Figure dataset records:
— START —

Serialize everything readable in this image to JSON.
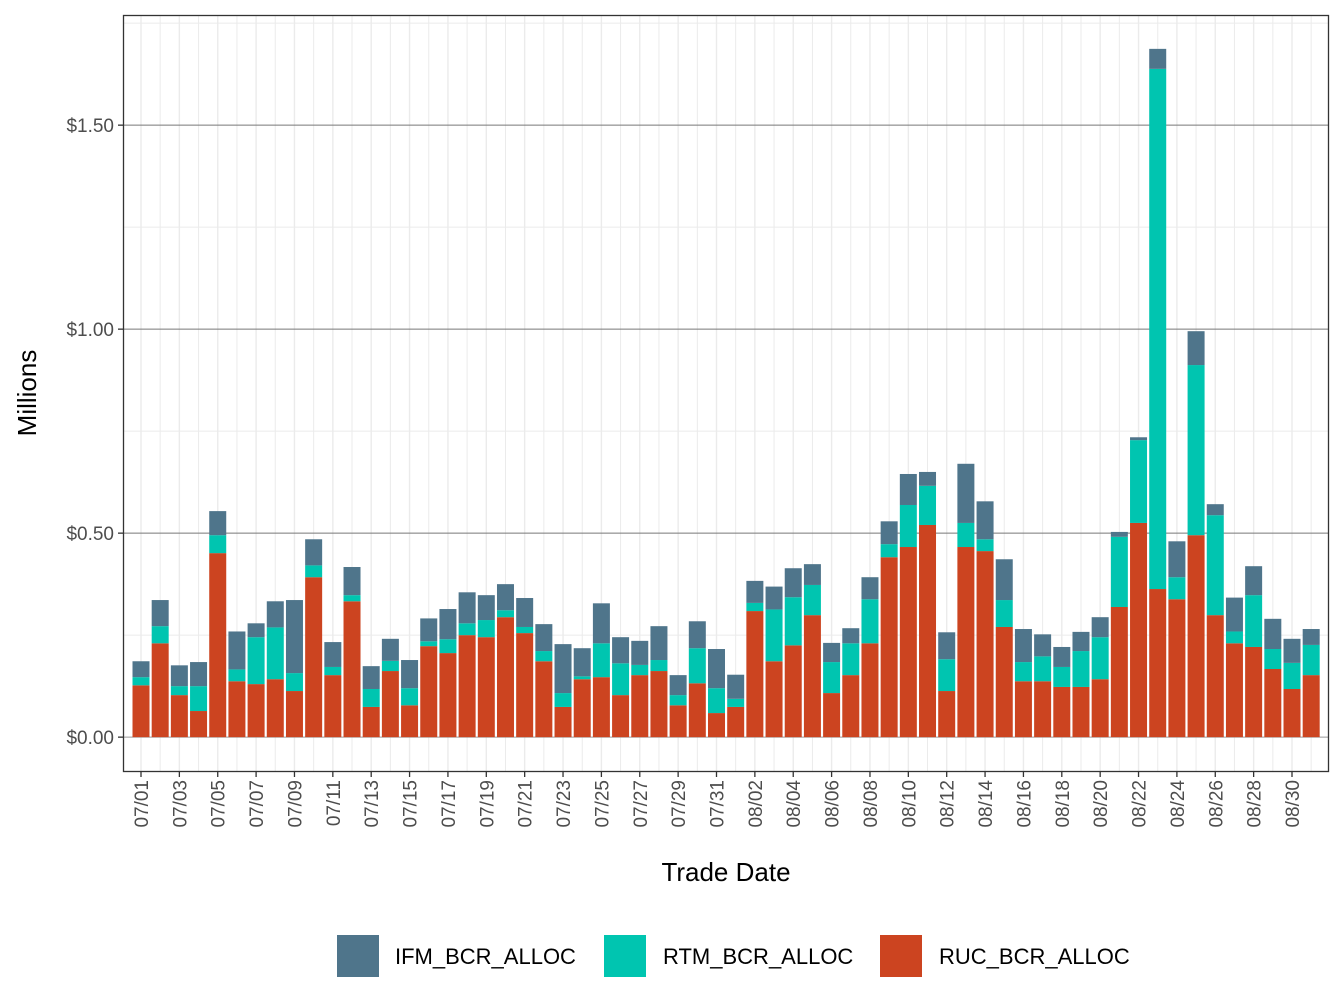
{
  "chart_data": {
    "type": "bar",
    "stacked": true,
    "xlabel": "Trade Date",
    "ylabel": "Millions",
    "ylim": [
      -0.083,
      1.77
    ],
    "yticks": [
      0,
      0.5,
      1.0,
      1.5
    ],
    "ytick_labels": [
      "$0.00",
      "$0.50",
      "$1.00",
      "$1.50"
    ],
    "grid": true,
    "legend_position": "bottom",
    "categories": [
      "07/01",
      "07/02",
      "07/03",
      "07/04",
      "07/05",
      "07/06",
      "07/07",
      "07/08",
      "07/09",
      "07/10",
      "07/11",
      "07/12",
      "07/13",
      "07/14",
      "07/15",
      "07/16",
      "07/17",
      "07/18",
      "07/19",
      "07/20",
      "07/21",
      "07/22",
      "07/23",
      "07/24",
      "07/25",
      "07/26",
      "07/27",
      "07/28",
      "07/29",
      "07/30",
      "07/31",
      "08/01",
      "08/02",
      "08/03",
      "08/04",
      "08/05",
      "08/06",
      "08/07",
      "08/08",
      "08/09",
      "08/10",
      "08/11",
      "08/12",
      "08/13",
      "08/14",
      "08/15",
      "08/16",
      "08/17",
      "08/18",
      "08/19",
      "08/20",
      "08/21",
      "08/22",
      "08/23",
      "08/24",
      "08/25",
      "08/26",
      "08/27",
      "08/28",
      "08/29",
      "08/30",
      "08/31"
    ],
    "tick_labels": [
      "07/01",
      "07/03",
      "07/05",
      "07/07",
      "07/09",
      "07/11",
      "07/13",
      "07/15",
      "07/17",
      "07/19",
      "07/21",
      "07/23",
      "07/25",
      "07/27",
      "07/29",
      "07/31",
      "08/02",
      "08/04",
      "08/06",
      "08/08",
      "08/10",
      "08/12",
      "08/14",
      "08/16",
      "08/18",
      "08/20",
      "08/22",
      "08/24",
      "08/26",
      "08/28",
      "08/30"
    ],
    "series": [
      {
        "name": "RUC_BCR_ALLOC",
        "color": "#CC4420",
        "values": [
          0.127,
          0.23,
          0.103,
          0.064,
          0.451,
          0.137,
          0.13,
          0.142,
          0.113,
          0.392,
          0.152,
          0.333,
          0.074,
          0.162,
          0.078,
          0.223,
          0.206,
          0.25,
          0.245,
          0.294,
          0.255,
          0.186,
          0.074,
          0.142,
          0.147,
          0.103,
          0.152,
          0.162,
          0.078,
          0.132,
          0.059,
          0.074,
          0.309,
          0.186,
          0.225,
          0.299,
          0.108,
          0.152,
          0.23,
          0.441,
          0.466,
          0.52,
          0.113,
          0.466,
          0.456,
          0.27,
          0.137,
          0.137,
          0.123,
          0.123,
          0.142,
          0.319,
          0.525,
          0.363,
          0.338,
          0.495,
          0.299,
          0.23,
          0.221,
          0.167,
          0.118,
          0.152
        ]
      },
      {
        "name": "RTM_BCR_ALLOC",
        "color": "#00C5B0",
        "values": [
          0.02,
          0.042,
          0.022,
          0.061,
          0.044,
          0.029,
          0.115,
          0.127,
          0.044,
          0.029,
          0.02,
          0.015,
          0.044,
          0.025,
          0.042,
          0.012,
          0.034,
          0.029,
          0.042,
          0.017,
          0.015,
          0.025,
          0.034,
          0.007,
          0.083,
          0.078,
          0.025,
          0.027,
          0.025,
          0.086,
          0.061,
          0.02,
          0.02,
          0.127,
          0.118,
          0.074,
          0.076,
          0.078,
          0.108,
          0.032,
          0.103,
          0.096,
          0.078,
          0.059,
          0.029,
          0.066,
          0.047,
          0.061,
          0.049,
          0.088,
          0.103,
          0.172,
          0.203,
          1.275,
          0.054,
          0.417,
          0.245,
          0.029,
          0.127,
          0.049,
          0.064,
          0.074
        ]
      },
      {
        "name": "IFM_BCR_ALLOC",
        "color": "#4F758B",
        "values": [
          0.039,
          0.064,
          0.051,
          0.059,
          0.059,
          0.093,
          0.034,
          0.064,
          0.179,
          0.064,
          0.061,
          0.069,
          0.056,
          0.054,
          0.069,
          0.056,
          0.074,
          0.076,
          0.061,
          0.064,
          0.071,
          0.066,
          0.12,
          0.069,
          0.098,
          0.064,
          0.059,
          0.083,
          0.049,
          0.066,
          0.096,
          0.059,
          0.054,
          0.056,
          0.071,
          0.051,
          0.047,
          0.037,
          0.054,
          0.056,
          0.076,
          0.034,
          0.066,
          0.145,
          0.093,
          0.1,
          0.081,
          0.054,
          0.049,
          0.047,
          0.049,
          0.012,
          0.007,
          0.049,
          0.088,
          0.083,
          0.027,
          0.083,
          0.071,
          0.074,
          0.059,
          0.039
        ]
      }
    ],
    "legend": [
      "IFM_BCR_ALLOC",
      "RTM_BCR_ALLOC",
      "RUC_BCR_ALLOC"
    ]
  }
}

— END —

__What the task requires__:
Write the entries above out again exactly, but not the pictures.

__Result__:
Serialize everything readable in this image to JSON.
{
  "chart_data": {
    "type": "bar",
    "stacked": true,
    "xlabel": "Trade Date",
    "ylabel": "Millions",
    "ylim": [
      -0.083,
      1.77
    ],
    "yticks": [
      0,
      0.5,
      1.0,
      1.5
    ],
    "ytick_labels": [
      "$0.00",
      "$0.50",
      "$1.00",
      "$1.50"
    ],
    "grid": true,
    "legend_position": "bottom",
    "categories": [
      "07/01",
      "07/02",
      "07/03",
      "07/04",
      "07/05",
      "07/06",
      "07/07",
      "07/08",
      "07/09",
      "07/10",
      "07/11",
      "07/12",
      "07/13",
      "07/14",
      "07/15",
      "07/16",
      "07/17",
      "07/18",
      "07/19",
      "07/20",
      "07/21",
      "07/22",
      "07/23",
      "07/24",
      "07/25",
      "07/26",
      "07/27",
      "07/28",
      "07/29",
      "07/30",
      "07/31",
      "08/01",
      "08/02",
      "08/03",
      "08/04",
      "08/05",
      "08/06",
      "08/07",
      "08/08",
      "08/09",
      "08/10",
      "08/11",
      "08/12",
      "08/13",
      "08/14",
      "08/15",
      "08/16",
      "08/17",
      "08/18",
      "08/19",
      "08/20",
      "08/21",
      "08/22",
      "08/23",
      "08/24",
      "08/25",
      "08/26",
      "08/27",
      "08/28",
      "08/29",
      "08/30",
      "08/31"
    ],
    "tick_labels": [
      "07/01",
      "07/03",
      "07/05",
      "07/07",
      "07/09",
      "07/11",
      "07/13",
      "07/15",
      "07/17",
      "07/19",
      "07/21",
      "07/23",
      "07/25",
      "07/27",
      "07/29",
      "07/31",
      "08/02",
      "08/04",
      "08/06",
      "08/08",
      "08/10",
      "08/12",
      "08/14",
      "08/16",
      "08/18",
      "08/20",
      "08/22",
      "08/24",
      "08/26",
      "08/28",
      "08/30"
    ],
    "series": [
      {
        "name": "RUC_BCR_ALLOC",
        "color": "#CC4420",
        "values": [
          0.127,
          0.23,
          0.103,
          0.064,
          0.451,
          0.137,
          0.13,
          0.142,
          0.113,
          0.392,
          0.152,
          0.333,
          0.074,
          0.162,
          0.078,
          0.223,
          0.206,
          0.25,
          0.245,
          0.294,
          0.255,
          0.186,
          0.074,
          0.142,
          0.147,
          0.103,
          0.152,
          0.162,
          0.078,
          0.132,
          0.059,
          0.074,
          0.309,
          0.186,
          0.225,
          0.299,
          0.108,
          0.152,
          0.23,
          0.441,
          0.466,
          0.52,
          0.113,
          0.466,
          0.456,
          0.27,
          0.137,
          0.137,
          0.123,
          0.123,
          0.142,
          0.319,
          0.525,
          0.363,
          0.338,
          0.495,
          0.299,
          0.23,
          0.221,
          0.167,
          0.118,
          0.152
        ]
      },
      {
        "name": "RTM_BCR_ALLOC",
        "color": "#00C5B0",
        "values": [
          0.02,
          0.042,
          0.022,
          0.061,
          0.044,
          0.029,
          0.115,
          0.127,
          0.044,
          0.029,
          0.02,
          0.015,
          0.044,
          0.025,
          0.042,
          0.012,
          0.034,
          0.029,
          0.042,
          0.017,
          0.015,
          0.025,
          0.034,
          0.007,
          0.083,
          0.078,
          0.025,
          0.027,
          0.025,
          0.086,
          0.061,
          0.02,
          0.02,
          0.127,
          0.118,
          0.074,
          0.076,
          0.078,
          0.108,
          0.032,
          0.103,
          0.096,
          0.078,
          0.059,
          0.029,
          0.066,
          0.047,
          0.061,
          0.049,
          0.088,
          0.103,
          0.172,
          0.203,
          1.275,
          0.054,
          0.417,
          0.245,
          0.029,
          0.127,
          0.049,
          0.064,
          0.074
        ]
      },
      {
        "name": "IFM_BCR_ALLOC",
        "color": "#4F758B",
        "values": [
          0.039,
          0.064,
          0.051,
          0.059,
          0.059,
          0.093,
          0.034,
          0.064,
          0.179,
          0.064,
          0.061,
          0.069,
          0.056,
          0.054,
          0.069,
          0.056,
          0.074,
          0.076,
          0.061,
          0.064,
          0.071,
          0.066,
          0.12,
          0.069,
          0.098,
          0.064,
          0.059,
          0.083,
          0.049,
          0.066,
          0.096,
          0.059,
          0.054,
          0.056,
          0.071,
          0.051,
          0.047,
          0.037,
          0.054,
          0.056,
          0.076,
          0.034,
          0.066,
          0.145,
          0.093,
          0.1,
          0.081,
          0.054,
          0.049,
          0.047,
          0.049,
          0.012,
          0.007,
          0.049,
          0.088,
          0.083,
          0.027,
          0.083,
          0.071,
          0.074,
          0.059,
          0.039
        ]
      }
    ],
    "legend": [
      "IFM_BCR_ALLOC",
      "RTM_BCR_ALLOC",
      "RUC_BCR_ALLOC"
    ]
  }
}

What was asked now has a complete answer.